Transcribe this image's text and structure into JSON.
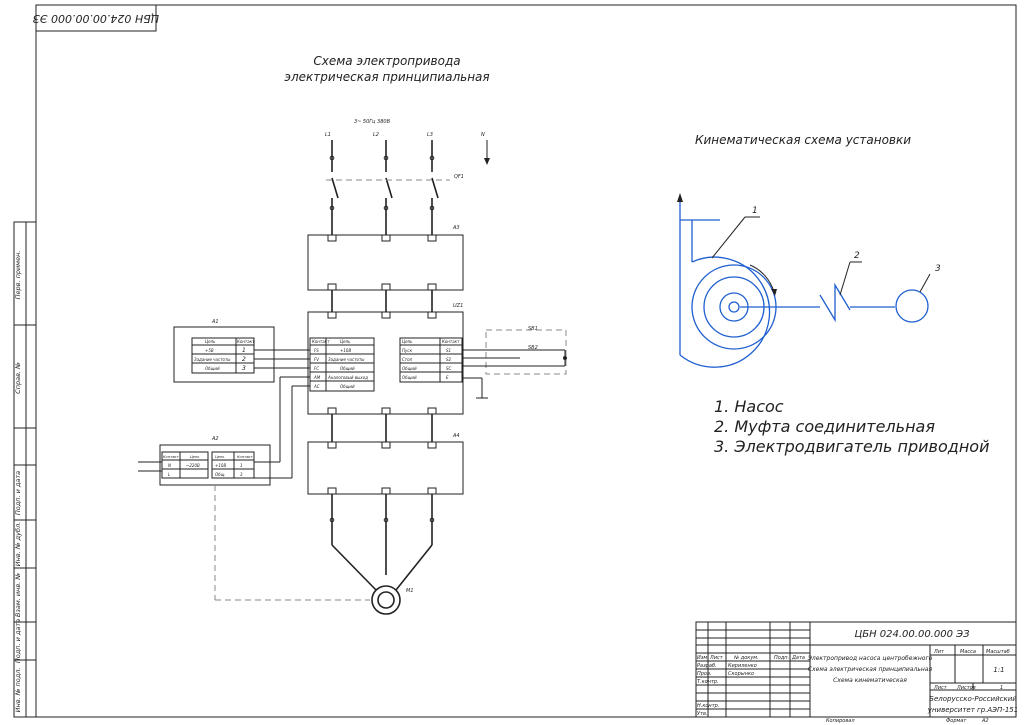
{
  "stamp_rotated": "ЦБН 024.00.00.000 ЭЗ",
  "schema_title_line1": "Схема электропривода",
  "schema_title_line2": "электрическая принципиальная",
  "kinematic_title": "Кинематическая схема установки",
  "legend": [
    "1. Насос",
    "2. Муфта соединительная",
    "3. Электродвигатель приводной"
  ],
  "kinematic_labels": [
    "1",
    "2",
    "3"
  ],
  "supply_label": "3~ 50Гц 380В",
  "phases": [
    "L1",
    "L2",
    "L3"
  ],
  "phase_n": "N",
  "breaker": "QF1",
  "a3": "A3",
  "uz1": "UZ1",
  "a4": "A4",
  "motor": "M1",
  "a1": "A1",
  "a2": "A2",
  "a1_table": {
    "headers": [
      "Цепь",
      "Контакт"
    ],
    "rows": [
      [
        "+5В",
        "1"
      ],
      [
        "Задание частоты",
        "2"
      ],
      [
        "Общий",
        "3"
      ]
    ]
  },
  "uz_left_table": {
    "headers": [
      "Контакт",
      "Цепь"
    ],
    "rows": [
      [
        "FS",
        "+10В"
      ],
      [
        "FV",
        "Задание частоты"
      ],
      [
        "FC",
        "Общий"
      ],
      [
        "AM",
        "Аналоговый выход"
      ],
      [
        "AC",
        "Общий"
      ]
    ]
  },
  "uz_right_table": {
    "headers": [
      "Цепь",
      "Контакт"
    ],
    "rows": [
      [
        "Пуск",
        "S1"
      ],
      [
        "Стоп",
        "S2"
      ],
      [
        "Общий",
        "SC"
      ],
      [
        "Общий",
        "E"
      ]
    ]
  },
  "a2_table": {
    "headers": [
      "Контакт",
      "Цепь",
      "Цепь",
      "Контакт"
    ],
    "rows": [
      [
        "N",
        "~220В",
        "+10В",
        "1"
      ],
      [
        "L",
        "",
        "Общ.",
        "3"
      ]
    ]
  },
  "buttons": [
    "SB1",
    "SB2"
  ],
  "title_block": {
    "code": "ЦБН 024.00.00.000 ЭЗ",
    "name_lines": [
      "Электропривод насоса центробежного",
      "Схема электрическая принципиальная",
      "Схема кинематическая"
    ],
    "headers": [
      "Изм",
      "Лист",
      "№ докум.",
      "Подп.",
      "Дата"
    ],
    "roles": [
      "Разраб.",
      "Пров.",
      "Т.контр.",
      "",
      "Н.контр.",
      "Утв."
    ],
    "names": [
      "Кириленко",
      "Скорынко"
    ],
    "lit": "Лит",
    "mass": "Масса",
    "scale": "Масштаб",
    "scale_value": "1:1",
    "sheet": "Лист",
    "sheets": "Листов",
    "sheets_value": "1",
    "org_line1": "Белорусско-Российский",
    "org_line2": "университет гр.АЭП-151",
    "copied": "Копировал",
    "format": "Формат",
    "format_value": "А2"
  },
  "side_labels": [
    "Перв. примен.",
    "Справ. №",
    "Подп. и дата",
    "Инв. № дубл.",
    "Взам. инв. №",
    "Подп. и дата",
    "Инв. № подл."
  ]
}
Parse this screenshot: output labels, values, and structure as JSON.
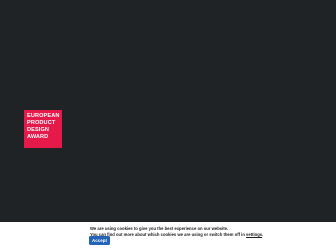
{
  "award_logo": {
    "lines": [
      "EUROPEAN",
      "PRODUCT",
      "DESIGN",
      "AWARD"
    ],
    "color": "#e5194a"
  },
  "cookie_banner": {
    "line1": "We are using cookies to give you the best experience on our website.",
    "line2_prefix": "You can find out more about which cookies we are using or switch them off in ",
    "settings_link": "settings",
    "line2_suffix": ".",
    "accept_label": "Accept",
    "accept_color": "#2563b8"
  },
  "colors": {
    "background": "#1f2326"
  }
}
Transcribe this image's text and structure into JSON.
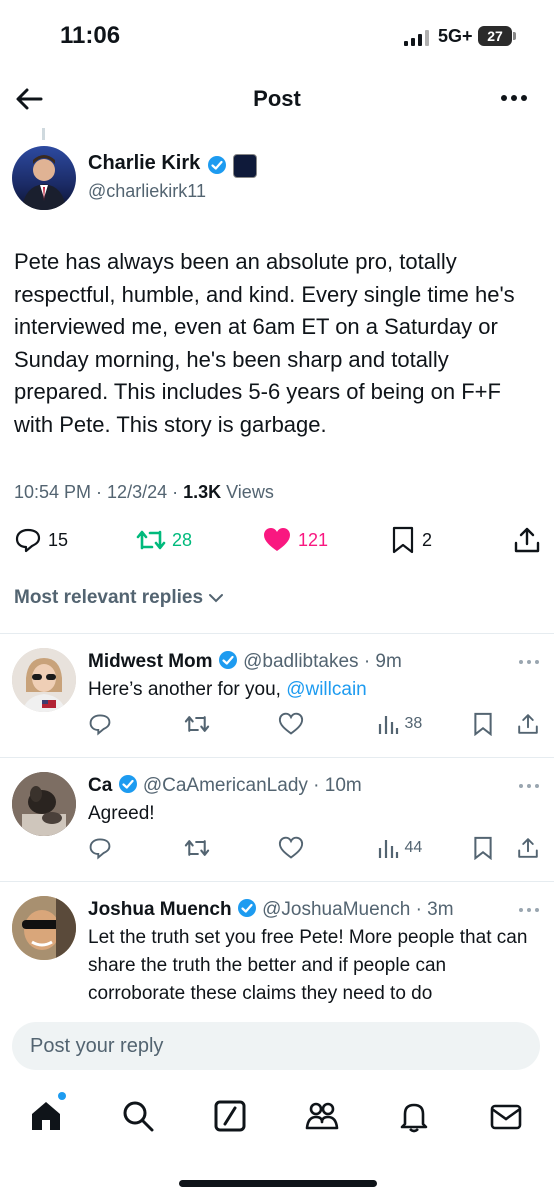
{
  "status": {
    "time": "11:06",
    "network": "5G+",
    "battery": "27"
  },
  "header": {
    "title": "Post"
  },
  "post": {
    "author": "Charlie Kirk",
    "handle": "@charliekirk11",
    "text": "Pete has always been an absolute pro, totally respectful, humble, and kind. Every single time he's interviewed me, even at 6am ET on a Saturday or Sunday morning, he's been sharp and totally prepared. This includes 5-6 years of being on F+F with Pete. This story is garbage.",
    "timestamp": "10:54 PM · 12/3/24 · ",
    "views_count": "1.3K",
    "views_label": " Views",
    "replies": "15",
    "reposts": "28",
    "likes": "121",
    "bookmarks": "2"
  },
  "sort_label": "Most relevant replies",
  "replies": [
    {
      "name": "Midwest Mom",
      "handle": "@badlibtakes · 9m",
      "text": "Here’s another for you, ",
      "mention": "@willcain",
      "views": "38"
    },
    {
      "name": "Ca",
      "handle": "@CaAmericanLady · 10m",
      "text": "Agreed!",
      "views": "44"
    },
    {
      "name": "Joshua Muench",
      "handle": "@JoshuaMuench · 3m",
      "text": "Let the truth set you free Pete! More people that can share the truth the better and if people can corroborate these claims they need to do"
    }
  ],
  "compose": {
    "placeholder": "Post your reply"
  },
  "colors": {
    "accent": "#1d9bf0",
    "like": "#f91880",
    "repost": "#00ba7c"
  }
}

-*-*-

**Exercise prompt**
Repeat the material above verbatim. Leave the pictures behind.

**Final result**
Transcribe this image's text and structure into JSON.
{
  "stamp_rotated": "ЦБН 024.00.00.000 ЭЗ",
  "schema_title_line1": "Схема электропривода",
  "schema_title_line2": "электрическая принципиальная",
  "kinematic_title": "Кинематическая схема установки",
  "legend": [
    "1. Насос",
    "2. Муфта соединительная",
    "3. Электродвигатель приводной"
  ],
  "kinematic_labels": [
    "1",
    "2",
    "3"
  ],
  "supply_label": "3~ 50Гц 380В",
  "phases": [
    "L1",
    "L2",
    "L3"
  ],
  "phase_n": "N",
  "breaker": "QF1",
  "a3": "A3",
  "uz1": "UZ1",
  "a4": "A4",
  "motor": "M1",
  "a1": "A1",
  "a2": "A2",
  "a1_table": {
    "headers": [
      "Цепь",
      "Контакт"
    ],
    "rows": [
      [
        "+5В",
        "1"
      ],
      [
        "Задание частоты",
        "2"
      ],
      [
        "Общий",
        "3"
      ]
    ]
  },
  "uz_left_table": {
    "headers": [
      "Контакт",
      "Цепь"
    ],
    "rows": [
      [
        "FS",
        "+10В"
      ],
      [
        "FV",
        "Задание частоты"
      ],
      [
        "FC",
        "Общий"
      ],
      [
        "AM",
        "Аналоговый выход"
      ],
      [
        "AC",
        "Общий"
      ]
    ]
  },
  "uz_right_table": {
    "headers": [
      "Цепь",
      "Контакт"
    ],
    "rows": [
      [
        "Пуск",
        "S1"
      ],
      [
        "Стоп",
        "S2"
      ],
      [
        "Общий",
        "SC"
      ],
      [
        "Общий",
        "E"
      ]
    ]
  },
  "a2_table": {
    "headers": [
      "Контакт",
      "Цепь",
      "Цепь",
      "Контакт"
    ],
    "rows": [
      [
        "N",
        "~220В",
        "+10В",
        "1"
      ],
      [
        "L",
        "",
        "Общ.",
        "3"
      ]
    ]
  },
  "buttons": [
    "SB1",
    "SB2"
  ],
  "title_block": {
    "code": "ЦБН 024.00.00.000 ЭЗ",
    "name_lines": [
      "Электропривод насоса центробежного",
      "Схема электрическая принципиальная",
      "Схема кинематическая"
    ],
    "headers": [
      "Изм",
      "Лист",
      "№ докум.",
      "Подп.",
      "Дата"
    ],
    "roles": [
      "Разраб.",
      "Пров.",
      "Т.контр.",
      "",
      "Н.контр.",
      "Утв."
    ],
    "names": [
      "Кириленко",
      "Скорынко"
    ],
    "lit": "Лит",
    "mass": "Масса",
    "scale": "Масштаб",
    "scale_value": "1:1",
    "sheet": "Лист",
    "sheets": "Листов",
    "sheets_value": "1",
    "org_line1": "Белорусско-Российский",
    "org_line2": "университет гр.АЭП-151",
    "copied": "Копировал",
    "format": "Формат",
    "format_value": "А2"
  },
  "side_labels": [
    "Перв. примен.",
    "Справ. №",
    "Подп. и дата",
    "Инв. № дубл.",
    "Взам. инв. №",
    "Подп. и дата",
    "Инв. № подл."
  ]
}
Parse this screenshot: output labels, values, and structure as JSON.
{
  "award_logo": {
    "lines": [
      "EUROPEAN",
      "PRODUCT",
      "DESIGN",
      "AWARD"
    ],
    "color": "#e5194a"
  },
  "cookie_banner": {
    "line1": "We are using cookies to give you the best experience on our website.",
    "line2_prefix": "You can find out more about which cookies we are using or switch them off in ",
    "settings_link": "settings",
    "line2_suffix": ".",
    "accept_label": "Accept",
    "accept_color": "#2563b8"
  },
  "colors": {
    "background": "#1f2326"
  }
}
Transcribe this image's text and structure into JSON.
{
  "status": {
    "time": "11:06",
    "network": "5G+",
    "battery": "27"
  },
  "header": {
    "title": "Post"
  },
  "post": {
    "author": "Charlie Kirk",
    "handle": "@charliekirk11",
    "text": "Pete has always been an absolute pro, totally respectful, humble, and kind. Every single time he's interviewed me, even at 6am ET on a Saturday or Sunday morning, he's been sharp and totally prepared. This includes 5-6 years of being on F+F with Pete. This story is garbage.",
    "timestamp": "10:54 PM · 12/3/24 · ",
    "views_count": "1.3K",
    "views_label": " Views",
    "replies": "15",
    "reposts": "28",
    "likes": "121",
    "bookmarks": "2"
  },
  "sort_label": "Most relevant replies",
  "replies": [
    {
      "name": "Midwest Mom",
      "handle": "@badlibtakes · 9m",
      "text": "Here’s another for you, ",
      "mention": "@willcain",
      "views": "38"
    },
    {
      "name": "Ca",
      "handle": "@CaAmericanLady · 10m",
      "text": "Agreed!",
      "views": "44"
    },
    {
      "name": "Joshua Muench",
      "handle": "@JoshuaMuench · 3m",
      "text": "Let the truth set you free Pete! More people that can share the truth the better and if people can corroborate these claims they need to do"
    }
  ],
  "compose": {
    "placeholder": "Post your reply"
  },
  "colors": {
    "accent": "#1d9bf0",
    "like": "#f91880",
    "repost": "#00ba7c"
  }
}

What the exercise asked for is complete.